* **Given problem**: Check each line of the listing below for the string "title", and copy the ones that have it.

* **Entries provided**:
_ _ _

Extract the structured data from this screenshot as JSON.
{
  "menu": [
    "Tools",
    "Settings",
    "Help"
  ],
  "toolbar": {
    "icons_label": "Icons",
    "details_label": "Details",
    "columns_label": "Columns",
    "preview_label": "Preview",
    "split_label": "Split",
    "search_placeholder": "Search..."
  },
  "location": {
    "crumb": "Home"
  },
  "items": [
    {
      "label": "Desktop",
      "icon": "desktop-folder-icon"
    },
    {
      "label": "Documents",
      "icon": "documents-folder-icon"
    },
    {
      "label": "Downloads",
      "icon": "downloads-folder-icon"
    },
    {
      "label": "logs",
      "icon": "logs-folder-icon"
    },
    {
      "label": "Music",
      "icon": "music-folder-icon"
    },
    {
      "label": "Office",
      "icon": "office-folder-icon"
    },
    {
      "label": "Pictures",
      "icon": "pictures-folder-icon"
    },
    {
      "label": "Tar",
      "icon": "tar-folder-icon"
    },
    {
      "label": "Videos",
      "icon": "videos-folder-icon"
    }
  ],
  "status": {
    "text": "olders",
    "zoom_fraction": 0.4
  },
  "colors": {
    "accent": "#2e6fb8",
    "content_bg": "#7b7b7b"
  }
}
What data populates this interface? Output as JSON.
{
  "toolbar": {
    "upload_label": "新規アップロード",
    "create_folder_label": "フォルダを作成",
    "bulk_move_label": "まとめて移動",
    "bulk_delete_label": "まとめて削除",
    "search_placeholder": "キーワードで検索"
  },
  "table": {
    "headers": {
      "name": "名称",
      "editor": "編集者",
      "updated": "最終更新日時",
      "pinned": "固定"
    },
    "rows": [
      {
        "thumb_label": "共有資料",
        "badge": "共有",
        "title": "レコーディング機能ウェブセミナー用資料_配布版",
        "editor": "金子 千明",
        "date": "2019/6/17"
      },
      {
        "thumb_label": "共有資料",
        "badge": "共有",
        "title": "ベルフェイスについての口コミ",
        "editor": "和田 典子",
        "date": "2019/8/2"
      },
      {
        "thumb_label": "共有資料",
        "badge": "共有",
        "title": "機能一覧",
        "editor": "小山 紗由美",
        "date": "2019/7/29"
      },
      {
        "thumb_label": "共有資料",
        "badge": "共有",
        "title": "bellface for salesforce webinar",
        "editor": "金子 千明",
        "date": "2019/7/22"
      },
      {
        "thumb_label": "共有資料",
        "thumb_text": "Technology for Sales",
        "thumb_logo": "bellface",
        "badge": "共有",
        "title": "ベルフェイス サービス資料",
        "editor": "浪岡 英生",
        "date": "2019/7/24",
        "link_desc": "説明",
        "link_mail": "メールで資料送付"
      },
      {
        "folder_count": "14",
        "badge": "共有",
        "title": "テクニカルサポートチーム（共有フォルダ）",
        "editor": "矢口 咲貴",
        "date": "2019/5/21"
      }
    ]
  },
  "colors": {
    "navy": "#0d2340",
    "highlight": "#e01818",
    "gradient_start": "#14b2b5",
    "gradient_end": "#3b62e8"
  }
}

_ _ _

* **Solved problem**:
        "title": "レコーディング機能ウェブセミナー用資料_配布版",
        "title": "ベルフェイスについての口コミ",
        "title": "機能一覧",
        "title": "bellface for salesforce webinar",
        "title": "ベルフェイス サービス資料",
        "title": "テクニカルサポートチーム（共有フォルダ）",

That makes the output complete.